*** Source records

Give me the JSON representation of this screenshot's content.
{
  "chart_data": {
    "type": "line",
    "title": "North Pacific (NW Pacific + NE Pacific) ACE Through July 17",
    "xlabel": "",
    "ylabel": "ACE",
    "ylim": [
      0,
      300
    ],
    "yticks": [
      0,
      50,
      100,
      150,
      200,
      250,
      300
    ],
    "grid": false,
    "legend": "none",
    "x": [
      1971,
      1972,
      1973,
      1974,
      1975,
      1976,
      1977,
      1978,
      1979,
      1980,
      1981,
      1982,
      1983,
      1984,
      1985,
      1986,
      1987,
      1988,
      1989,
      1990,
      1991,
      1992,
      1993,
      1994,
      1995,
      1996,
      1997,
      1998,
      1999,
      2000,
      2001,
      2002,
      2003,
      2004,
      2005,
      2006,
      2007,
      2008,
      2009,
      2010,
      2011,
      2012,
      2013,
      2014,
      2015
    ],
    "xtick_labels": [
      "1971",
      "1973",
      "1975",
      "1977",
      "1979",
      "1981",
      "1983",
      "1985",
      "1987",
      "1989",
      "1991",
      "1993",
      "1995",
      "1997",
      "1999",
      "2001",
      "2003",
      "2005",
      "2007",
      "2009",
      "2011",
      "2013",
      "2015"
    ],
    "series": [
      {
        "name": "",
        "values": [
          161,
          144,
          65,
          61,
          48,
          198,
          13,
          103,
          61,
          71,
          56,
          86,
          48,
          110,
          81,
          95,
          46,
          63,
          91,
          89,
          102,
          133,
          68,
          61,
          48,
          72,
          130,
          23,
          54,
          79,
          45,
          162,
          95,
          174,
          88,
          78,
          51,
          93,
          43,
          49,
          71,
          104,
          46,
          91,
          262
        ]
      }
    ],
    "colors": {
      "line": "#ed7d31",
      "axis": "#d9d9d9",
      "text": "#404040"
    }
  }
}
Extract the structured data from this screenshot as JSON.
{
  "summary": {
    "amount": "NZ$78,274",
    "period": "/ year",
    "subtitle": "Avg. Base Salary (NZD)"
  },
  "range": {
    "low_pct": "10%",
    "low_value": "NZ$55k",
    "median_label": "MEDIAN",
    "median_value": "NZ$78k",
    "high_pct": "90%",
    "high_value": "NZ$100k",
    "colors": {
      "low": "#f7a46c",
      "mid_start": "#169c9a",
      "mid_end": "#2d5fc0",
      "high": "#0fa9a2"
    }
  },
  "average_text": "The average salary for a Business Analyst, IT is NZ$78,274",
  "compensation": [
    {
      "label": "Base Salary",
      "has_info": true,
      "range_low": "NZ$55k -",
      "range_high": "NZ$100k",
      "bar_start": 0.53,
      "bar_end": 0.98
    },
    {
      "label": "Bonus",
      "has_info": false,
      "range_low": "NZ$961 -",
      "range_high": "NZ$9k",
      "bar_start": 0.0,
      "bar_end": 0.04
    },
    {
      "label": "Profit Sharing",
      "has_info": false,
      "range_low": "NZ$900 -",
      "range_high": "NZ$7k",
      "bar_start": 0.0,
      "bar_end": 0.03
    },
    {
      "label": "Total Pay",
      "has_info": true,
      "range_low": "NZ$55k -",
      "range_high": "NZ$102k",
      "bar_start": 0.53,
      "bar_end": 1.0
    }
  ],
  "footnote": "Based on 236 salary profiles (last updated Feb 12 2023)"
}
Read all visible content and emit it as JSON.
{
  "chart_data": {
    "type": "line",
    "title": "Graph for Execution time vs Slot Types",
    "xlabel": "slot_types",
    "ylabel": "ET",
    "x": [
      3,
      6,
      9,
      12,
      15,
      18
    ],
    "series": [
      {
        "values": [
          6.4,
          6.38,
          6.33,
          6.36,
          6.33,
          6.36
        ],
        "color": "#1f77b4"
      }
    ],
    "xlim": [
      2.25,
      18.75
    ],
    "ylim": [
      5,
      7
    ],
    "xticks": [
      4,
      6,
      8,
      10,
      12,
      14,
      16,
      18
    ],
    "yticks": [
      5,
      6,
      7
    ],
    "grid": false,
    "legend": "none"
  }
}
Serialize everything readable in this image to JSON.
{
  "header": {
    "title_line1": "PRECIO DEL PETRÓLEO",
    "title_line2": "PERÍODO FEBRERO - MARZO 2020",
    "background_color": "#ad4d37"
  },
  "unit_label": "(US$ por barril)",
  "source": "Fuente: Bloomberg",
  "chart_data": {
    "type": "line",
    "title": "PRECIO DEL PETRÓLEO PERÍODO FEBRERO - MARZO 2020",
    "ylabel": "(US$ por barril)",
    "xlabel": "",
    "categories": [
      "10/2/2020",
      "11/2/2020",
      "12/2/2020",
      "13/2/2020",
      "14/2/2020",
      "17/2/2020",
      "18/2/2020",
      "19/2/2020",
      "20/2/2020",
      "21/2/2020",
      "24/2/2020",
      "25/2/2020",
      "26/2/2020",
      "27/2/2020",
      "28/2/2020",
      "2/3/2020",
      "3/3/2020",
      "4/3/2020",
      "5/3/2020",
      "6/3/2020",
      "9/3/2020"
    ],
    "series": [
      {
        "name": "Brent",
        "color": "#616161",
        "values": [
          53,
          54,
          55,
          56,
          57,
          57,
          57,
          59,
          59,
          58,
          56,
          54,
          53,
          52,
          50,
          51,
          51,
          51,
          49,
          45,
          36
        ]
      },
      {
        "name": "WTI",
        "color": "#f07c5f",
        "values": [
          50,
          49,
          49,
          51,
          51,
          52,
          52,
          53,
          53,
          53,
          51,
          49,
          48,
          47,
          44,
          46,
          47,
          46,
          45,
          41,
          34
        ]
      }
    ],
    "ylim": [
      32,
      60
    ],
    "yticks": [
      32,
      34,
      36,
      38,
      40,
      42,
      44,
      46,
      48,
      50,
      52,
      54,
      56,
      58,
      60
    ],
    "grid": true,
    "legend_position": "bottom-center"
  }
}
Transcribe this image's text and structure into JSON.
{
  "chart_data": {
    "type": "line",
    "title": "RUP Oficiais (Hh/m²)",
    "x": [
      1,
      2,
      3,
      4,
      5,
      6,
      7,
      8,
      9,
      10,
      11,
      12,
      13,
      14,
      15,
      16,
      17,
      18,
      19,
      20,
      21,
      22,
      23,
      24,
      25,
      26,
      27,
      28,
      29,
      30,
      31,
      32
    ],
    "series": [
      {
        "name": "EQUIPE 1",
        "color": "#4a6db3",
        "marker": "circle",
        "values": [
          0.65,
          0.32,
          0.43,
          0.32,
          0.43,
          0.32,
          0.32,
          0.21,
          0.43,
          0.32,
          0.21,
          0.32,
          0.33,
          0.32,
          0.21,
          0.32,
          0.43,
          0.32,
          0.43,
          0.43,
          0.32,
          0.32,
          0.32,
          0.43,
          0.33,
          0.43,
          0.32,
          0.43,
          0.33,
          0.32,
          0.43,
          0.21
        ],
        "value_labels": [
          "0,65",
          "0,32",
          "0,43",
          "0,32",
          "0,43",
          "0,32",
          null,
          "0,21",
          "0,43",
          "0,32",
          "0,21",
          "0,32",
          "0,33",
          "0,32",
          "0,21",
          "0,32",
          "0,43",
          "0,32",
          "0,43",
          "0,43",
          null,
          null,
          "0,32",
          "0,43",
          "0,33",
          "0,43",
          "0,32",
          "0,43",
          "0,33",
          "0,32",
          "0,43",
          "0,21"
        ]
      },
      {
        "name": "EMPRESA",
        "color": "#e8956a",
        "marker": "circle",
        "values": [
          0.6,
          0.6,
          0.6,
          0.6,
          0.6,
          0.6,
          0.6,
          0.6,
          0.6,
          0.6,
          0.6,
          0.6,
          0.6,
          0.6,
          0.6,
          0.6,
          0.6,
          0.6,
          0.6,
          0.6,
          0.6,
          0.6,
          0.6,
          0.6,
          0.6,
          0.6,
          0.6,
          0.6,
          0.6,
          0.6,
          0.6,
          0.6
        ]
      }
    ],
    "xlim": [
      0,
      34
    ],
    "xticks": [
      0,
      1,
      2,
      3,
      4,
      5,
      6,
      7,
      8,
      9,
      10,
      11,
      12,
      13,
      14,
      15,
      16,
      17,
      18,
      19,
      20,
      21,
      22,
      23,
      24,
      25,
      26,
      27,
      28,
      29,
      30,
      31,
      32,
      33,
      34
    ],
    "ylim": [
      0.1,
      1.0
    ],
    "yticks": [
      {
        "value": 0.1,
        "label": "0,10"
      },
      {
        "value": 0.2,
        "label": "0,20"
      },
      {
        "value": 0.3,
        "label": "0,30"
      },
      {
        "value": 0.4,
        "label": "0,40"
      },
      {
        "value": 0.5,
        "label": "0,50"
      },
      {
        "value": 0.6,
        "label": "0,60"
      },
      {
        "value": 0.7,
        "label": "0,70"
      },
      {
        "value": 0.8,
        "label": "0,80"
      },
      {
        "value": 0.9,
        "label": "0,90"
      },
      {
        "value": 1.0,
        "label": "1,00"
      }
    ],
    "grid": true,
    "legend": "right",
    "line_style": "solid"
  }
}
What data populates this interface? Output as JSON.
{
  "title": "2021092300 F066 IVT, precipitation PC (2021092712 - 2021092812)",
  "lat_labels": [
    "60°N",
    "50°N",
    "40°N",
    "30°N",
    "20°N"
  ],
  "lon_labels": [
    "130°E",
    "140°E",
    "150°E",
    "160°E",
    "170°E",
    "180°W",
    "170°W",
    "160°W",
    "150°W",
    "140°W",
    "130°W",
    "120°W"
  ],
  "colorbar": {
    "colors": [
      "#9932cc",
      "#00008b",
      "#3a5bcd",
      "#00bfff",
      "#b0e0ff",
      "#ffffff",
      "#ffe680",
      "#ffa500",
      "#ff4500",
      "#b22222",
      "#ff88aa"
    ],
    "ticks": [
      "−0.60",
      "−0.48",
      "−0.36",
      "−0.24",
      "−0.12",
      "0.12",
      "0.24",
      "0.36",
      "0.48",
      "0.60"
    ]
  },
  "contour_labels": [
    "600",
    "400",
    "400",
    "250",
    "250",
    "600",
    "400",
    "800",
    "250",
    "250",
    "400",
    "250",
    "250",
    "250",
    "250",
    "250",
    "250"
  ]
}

******

Aim of the task ▸ All lines holding the word "FEBRERO" should be picked out and copied.

Result ▸
    "title_line2": "PERÍODO FEBRERO - MARZO 2020",
    "title": "PRECIO DEL PETRÓLEO PERÍODO FEBRERO - MARZO 2020",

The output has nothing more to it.